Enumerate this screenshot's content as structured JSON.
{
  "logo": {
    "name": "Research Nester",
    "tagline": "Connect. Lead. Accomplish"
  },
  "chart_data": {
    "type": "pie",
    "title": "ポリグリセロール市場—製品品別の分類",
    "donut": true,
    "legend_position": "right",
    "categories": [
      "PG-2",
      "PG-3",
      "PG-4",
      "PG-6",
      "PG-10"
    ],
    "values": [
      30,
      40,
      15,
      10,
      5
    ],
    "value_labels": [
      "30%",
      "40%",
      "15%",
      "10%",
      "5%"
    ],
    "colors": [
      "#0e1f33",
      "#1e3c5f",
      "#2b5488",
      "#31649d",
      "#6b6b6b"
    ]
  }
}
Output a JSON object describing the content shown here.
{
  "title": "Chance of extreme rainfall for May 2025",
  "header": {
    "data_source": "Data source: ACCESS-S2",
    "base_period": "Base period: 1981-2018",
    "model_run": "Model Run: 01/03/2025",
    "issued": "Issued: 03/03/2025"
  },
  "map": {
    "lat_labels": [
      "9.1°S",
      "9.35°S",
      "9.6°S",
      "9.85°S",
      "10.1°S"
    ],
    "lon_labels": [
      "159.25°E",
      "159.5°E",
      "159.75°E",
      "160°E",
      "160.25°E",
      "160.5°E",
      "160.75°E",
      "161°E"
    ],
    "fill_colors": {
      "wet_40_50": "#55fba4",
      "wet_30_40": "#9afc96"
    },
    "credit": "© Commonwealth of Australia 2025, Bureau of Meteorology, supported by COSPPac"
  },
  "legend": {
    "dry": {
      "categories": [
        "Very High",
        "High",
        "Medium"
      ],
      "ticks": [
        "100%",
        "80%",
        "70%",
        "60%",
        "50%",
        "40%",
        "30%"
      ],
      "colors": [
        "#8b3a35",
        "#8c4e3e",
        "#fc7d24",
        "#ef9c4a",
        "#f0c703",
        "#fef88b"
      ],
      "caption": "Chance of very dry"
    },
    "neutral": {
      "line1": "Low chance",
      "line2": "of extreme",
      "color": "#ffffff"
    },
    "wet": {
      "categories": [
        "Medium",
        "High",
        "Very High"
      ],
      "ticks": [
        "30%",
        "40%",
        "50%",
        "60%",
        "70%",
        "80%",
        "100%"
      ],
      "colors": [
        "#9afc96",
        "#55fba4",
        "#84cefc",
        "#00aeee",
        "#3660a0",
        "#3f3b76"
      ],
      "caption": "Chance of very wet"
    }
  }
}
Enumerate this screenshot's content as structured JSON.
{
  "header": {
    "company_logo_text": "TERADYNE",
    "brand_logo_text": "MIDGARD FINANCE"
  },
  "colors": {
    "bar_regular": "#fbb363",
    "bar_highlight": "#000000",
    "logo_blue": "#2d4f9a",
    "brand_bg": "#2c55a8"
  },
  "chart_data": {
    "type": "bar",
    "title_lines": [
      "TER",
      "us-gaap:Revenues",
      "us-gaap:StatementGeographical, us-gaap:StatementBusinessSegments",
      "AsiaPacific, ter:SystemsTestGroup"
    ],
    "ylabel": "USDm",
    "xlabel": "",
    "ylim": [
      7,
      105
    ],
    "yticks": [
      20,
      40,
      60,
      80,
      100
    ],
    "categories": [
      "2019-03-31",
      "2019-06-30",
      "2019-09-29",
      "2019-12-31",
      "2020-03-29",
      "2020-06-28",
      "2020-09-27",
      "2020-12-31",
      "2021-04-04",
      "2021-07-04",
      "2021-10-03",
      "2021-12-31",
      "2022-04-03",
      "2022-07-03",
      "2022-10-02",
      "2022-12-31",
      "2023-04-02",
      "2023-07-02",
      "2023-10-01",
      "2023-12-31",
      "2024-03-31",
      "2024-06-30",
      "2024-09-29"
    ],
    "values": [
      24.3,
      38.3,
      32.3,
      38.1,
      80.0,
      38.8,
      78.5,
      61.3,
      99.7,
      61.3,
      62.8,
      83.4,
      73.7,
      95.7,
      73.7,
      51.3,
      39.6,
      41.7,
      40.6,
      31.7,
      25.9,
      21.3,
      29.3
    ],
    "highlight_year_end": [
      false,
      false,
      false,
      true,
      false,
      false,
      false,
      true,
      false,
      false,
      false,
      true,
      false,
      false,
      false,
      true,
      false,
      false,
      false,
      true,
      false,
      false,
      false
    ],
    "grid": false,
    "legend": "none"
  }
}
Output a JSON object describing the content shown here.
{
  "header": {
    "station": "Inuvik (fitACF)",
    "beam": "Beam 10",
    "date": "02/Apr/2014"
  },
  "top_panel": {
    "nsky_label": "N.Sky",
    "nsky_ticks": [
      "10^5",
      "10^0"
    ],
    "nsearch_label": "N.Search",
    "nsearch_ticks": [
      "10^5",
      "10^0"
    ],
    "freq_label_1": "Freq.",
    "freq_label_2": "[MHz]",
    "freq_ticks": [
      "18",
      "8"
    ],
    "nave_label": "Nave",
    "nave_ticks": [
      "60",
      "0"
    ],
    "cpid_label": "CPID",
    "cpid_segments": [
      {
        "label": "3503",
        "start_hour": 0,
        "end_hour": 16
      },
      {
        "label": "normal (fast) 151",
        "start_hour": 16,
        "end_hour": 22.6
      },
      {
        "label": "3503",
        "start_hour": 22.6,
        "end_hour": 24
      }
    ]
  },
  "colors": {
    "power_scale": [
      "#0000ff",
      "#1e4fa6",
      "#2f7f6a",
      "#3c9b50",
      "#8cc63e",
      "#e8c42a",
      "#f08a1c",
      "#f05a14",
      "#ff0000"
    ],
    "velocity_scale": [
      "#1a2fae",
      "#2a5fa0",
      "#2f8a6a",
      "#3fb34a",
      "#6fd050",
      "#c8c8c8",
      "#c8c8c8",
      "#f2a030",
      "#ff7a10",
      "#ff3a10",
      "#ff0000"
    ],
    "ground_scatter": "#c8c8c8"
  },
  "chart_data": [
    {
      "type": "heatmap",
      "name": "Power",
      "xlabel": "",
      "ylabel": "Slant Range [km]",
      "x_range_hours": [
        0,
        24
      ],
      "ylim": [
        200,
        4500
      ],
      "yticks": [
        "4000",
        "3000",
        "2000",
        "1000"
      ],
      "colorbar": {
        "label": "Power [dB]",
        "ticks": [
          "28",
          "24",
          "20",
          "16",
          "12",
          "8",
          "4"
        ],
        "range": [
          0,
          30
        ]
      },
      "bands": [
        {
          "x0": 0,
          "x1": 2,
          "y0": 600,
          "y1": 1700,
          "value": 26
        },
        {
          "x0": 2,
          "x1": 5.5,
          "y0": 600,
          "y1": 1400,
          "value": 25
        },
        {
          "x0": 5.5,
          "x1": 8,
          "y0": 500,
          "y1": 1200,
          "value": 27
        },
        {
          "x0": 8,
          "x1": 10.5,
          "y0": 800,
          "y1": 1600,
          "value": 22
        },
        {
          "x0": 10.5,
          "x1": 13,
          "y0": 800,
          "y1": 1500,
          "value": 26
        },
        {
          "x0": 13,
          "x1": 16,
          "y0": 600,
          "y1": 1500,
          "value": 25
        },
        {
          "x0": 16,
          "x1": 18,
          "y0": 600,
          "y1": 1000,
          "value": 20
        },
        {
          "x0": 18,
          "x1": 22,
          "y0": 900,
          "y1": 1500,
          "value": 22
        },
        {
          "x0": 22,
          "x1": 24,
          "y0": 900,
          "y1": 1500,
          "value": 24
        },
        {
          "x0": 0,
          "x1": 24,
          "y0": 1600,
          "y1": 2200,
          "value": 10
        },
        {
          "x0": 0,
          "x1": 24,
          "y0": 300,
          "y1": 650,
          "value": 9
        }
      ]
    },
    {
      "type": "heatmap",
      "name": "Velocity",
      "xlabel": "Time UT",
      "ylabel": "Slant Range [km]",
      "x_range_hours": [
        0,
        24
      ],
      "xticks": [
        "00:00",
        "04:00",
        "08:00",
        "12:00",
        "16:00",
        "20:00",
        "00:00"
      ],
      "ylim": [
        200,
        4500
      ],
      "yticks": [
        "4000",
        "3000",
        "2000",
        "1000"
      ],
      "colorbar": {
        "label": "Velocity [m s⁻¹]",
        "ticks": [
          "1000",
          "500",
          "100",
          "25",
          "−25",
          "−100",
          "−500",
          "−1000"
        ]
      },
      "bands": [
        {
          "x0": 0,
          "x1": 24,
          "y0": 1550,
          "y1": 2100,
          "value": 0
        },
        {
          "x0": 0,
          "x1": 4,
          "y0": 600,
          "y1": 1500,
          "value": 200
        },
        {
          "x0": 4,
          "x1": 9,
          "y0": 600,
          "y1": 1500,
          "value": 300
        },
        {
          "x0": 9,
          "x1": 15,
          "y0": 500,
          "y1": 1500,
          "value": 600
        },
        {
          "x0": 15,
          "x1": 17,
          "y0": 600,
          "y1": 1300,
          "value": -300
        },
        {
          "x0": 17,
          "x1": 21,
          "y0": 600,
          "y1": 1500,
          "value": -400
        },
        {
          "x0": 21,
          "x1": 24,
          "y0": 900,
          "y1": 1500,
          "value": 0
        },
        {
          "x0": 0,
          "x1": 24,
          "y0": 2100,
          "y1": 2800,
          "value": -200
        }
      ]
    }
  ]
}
* * *
# [JOB]
Wherever a line in the data above holds "gaap", copy that line.

# [RESULT BELOW]
      "us-gaap:Revenues",
      "us-gaap:StatementGeographical, us-gaap:StatementBusinessSegments",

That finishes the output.